● Task
Exactly as written, transcribe each record below.
── Materials provided ──
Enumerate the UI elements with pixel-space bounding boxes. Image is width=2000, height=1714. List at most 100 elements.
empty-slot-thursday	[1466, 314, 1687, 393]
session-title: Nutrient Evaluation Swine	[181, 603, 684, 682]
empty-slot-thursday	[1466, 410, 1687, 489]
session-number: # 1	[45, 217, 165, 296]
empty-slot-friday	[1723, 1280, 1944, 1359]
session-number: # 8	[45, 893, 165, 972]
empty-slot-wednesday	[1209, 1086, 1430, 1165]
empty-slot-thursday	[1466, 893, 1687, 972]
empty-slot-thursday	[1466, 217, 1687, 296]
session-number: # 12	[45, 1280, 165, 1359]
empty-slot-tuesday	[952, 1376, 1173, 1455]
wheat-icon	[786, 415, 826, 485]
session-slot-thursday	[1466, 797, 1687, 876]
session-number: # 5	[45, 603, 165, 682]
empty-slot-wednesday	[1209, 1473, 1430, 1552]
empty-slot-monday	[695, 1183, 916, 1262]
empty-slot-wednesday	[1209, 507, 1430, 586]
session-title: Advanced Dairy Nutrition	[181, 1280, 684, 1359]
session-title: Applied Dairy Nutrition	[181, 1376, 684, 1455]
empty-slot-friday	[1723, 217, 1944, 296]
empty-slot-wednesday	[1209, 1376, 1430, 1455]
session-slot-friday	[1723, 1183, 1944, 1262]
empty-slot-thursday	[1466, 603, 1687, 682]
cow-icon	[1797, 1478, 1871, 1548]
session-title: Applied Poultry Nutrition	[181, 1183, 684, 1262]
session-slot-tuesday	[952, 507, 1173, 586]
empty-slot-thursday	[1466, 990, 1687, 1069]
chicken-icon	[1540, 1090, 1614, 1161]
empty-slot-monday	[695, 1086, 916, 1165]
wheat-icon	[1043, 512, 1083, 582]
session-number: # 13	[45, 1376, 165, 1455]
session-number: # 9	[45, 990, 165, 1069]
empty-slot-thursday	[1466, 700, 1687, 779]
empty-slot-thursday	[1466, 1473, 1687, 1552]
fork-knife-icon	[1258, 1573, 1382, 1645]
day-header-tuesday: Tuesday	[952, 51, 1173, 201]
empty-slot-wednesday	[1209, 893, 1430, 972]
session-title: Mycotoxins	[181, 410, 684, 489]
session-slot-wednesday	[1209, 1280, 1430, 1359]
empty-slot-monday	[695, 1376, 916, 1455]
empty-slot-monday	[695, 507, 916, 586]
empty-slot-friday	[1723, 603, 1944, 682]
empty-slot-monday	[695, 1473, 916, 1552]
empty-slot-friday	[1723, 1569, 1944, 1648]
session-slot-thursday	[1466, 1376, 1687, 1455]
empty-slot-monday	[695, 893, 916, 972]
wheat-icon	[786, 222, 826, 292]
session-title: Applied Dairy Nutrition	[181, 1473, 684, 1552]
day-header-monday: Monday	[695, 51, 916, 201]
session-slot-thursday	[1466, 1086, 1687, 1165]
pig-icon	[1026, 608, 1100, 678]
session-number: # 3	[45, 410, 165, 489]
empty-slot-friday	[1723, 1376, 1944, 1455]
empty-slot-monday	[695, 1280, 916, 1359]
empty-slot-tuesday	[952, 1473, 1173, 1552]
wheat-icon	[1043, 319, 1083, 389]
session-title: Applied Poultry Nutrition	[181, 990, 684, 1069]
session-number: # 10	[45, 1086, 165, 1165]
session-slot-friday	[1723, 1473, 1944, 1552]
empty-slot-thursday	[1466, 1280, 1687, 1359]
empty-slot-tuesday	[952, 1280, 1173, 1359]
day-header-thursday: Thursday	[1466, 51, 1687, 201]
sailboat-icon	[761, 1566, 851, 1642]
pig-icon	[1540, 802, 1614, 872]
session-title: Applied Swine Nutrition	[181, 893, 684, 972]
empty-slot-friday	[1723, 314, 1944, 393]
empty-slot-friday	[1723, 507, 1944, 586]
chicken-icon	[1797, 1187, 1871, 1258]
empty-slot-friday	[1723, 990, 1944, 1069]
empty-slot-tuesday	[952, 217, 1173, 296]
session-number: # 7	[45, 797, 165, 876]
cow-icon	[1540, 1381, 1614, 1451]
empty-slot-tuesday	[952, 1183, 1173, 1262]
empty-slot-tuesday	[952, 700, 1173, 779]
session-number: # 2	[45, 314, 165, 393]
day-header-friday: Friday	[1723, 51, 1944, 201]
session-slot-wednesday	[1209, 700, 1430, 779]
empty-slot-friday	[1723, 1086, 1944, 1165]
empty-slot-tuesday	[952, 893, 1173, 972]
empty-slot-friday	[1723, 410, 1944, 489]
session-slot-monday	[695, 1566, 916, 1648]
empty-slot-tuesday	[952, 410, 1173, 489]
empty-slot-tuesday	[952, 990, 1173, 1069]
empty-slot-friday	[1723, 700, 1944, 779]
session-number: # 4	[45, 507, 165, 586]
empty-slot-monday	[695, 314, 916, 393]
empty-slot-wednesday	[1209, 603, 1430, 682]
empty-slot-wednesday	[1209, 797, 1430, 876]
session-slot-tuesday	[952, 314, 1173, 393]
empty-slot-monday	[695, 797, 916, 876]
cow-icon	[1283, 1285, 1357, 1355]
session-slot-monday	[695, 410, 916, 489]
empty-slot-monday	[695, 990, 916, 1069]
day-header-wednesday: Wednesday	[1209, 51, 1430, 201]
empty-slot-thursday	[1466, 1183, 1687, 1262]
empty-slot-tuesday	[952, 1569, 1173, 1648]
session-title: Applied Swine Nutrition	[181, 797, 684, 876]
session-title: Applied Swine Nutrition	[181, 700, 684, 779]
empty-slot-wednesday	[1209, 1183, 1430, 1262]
───
● Worked solution
Enumerate the UI elements with pixel-space bounding boxes. Image is width=2000, height=1714. List at most 100 elements.
empty-slot-thursday	[1466, 314, 1687, 393]
session-title: Nutrient Evaluation Swine	[181, 603, 684, 682]
empty-slot-thursday	[1466, 410, 1687, 489]
session-number: # 1	[45, 217, 165, 296]
empty-slot-friday	[1723, 1280, 1944, 1359]
session-number: # 8	[45, 893, 165, 972]
empty-slot-wednesday	[1209, 1086, 1430, 1165]
empty-slot-thursday	[1466, 893, 1687, 972]
empty-slot-thursday	[1466, 217, 1687, 296]
session-number: # 12	[45, 1280, 165, 1359]
empty-slot-tuesday	[952, 1376, 1173, 1455]
wheat-icon	[786, 415, 826, 485]
session-slot-thursday	[1466, 797, 1687, 876]
session-number: # 5	[45, 603, 165, 682]
empty-slot-wednesday	[1209, 1473, 1430, 1552]
empty-slot-monday	[695, 1183, 916, 1262]
empty-slot-wednesday	[1209, 507, 1430, 586]
session-title: Advanced Dairy Nutrition	[181, 1280, 684, 1359]
session-title: Applied Dairy Nutrition	[181, 1376, 684, 1455]
empty-slot-friday	[1723, 217, 1944, 296]
empty-slot-wednesday	[1209, 1376, 1430, 1455]
session-slot-friday	[1723, 1183, 1944, 1262]
empty-slot-thursday	[1466, 603, 1687, 682]
cow-icon	[1797, 1478, 1871, 1548]
session-title: Applied Poultry Nutrition	[181, 1183, 684, 1262]
session-slot-tuesday	[952, 507, 1173, 586]
empty-slot-thursday	[1466, 990, 1687, 1069]
chicken-icon	[1540, 1090, 1614, 1161]
empty-slot-monday	[695, 1086, 916, 1165]
wheat-icon	[1043, 512, 1083, 582]
session-number: # 13	[45, 1376, 165, 1455]
session-number: # 9	[45, 990, 165, 1069]
empty-slot-thursday	[1466, 700, 1687, 779]
empty-slot-thursday	[1466, 1473, 1687, 1552]
fork-knife-icon	[1258, 1573, 1382, 1645]
day-header-tuesday: Tuesday	[952, 51, 1173, 201]
empty-slot-wednesday	[1209, 893, 1430, 972]
session-title: Mycotoxins	[181, 410, 684, 489]
session-slot-wednesday	[1209, 1280, 1430, 1359]
empty-slot-monday	[695, 1376, 916, 1455]
empty-slot-monday	[695, 507, 916, 586]
empty-slot-friday	[1723, 603, 1944, 682]
empty-slot-monday	[695, 1473, 916, 1552]
empty-slot-friday	[1723, 1569, 1944, 1648]
session-slot-thursday	[1466, 1376, 1687, 1455]
empty-slot-monday	[695, 893, 916, 972]
wheat-icon	[786, 222, 826, 292]
session-title: Applied Dairy Nutrition	[181, 1473, 684, 1552]
day-header-monday: Monday	[695, 51, 916, 201]
session-slot-thursday	[1466, 1086, 1687, 1165]
pig-icon	[1026, 608, 1100, 678]
session-number: # 3	[45, 410, 165, 489]
empty-slot-friday	[1723, 1376, 1944, 1455]
empty-slot-monday	[695, 1280, 916, 1359]
empty-slot-tuesday	[952, 1473, 1173, 1552]
wheat-icon	[1043, 319, 1083, 389]
session-title: Applied Poultry Nutrition	[181, 990, 684, 1069]
session-number: # 10	[45, 1086, 165, 1165]
session-slot-friday	[1723, 1473, 1944, 1552]
empty-slot-thursday	[1466, 1280, 1687, 1359]
empty-slot-tuesday	[952, 1280, 1173, 1359]
day-header-thursday: Thursday	[1466, 51, 1687, 201]
sailboat-icon	[761, 1566, 851, 1642]
pig-icon	[1540, 802, 1614, 872]
session-title: Applied Swine Nutrition	[181, 893, 684, 972]
empty-slot-friday	[1723, 314, 1944, 393]
empty-slot-friday	[1723, 507, 1944, 586]
chicken-icon	[1797, 1187, 1871, 1258]
empty-slot-friday	[1723, 990, 1944, 1069]
empty-slot-tuesday	[952, 217, 1173, 296]
session-number: # 7	[45, 797, 165, 876]
cow-icon	[1540, 1381, 1614, 1451]
empty-slot-tuesday	[952, 1183, 1173, 1262]
empty-slot-tuesday	[952, 700, 1173, 779]
session-number: # 2	[45, 314, 165, 393]
day-header-friday: Friday	[1723, 51, 1944, 201]
session-slot-wednesday	[1209, 700, 1430, 779]
empty-slot-friday	[1723, 1086, 1944, 1165]
empty-slot-tuesday	[952, 893, 1173, 972]
empty-slot-friday	[1723, 410, 1944, 489]
session-slot-monday	[695, 1566, 916, 1648]
empty-slot-tuesday	[952, 410, 1173, 489]
empty-slot-tuesday	[952, 990, 1173, 1069]
empty-slot-friday	[1723, 700, 1944, 779]
session-number: # 4	[45, 507, 165, 586]
empty-slot-monday	[695, 314, 916, 393]
empty-slot-wednesday	[1209, 603, 1430, 682]
empty-slot-wednesday	[1209, 797, 1430, 876]
session-slot-tuesday	[952, 314, 1173, 393]
empty-slot-monday	[695, 797, 916, 876]
cow-icon	[1283, 1285, 1357, 1355]
session-slot-monday	[695, 410, 916, 489]
empty-slot-monday	[695, 990, 916, 1069]
day-header-wednesday: Wednesday	[1209, 51, 1430, 201]
empty-slot-thursday	[1466, 1183, 1687, 1262]
empty-slot-tuesday	[952, 1569, 1173, 1648]
session-title: Applied Swine Nutrition	[181, 797, 684, 876]
session-title: Applied Swine Nutrition	[181, 700, 684, 779]
empty-slot-wednesday	[1209, 1183, 1430, 1262]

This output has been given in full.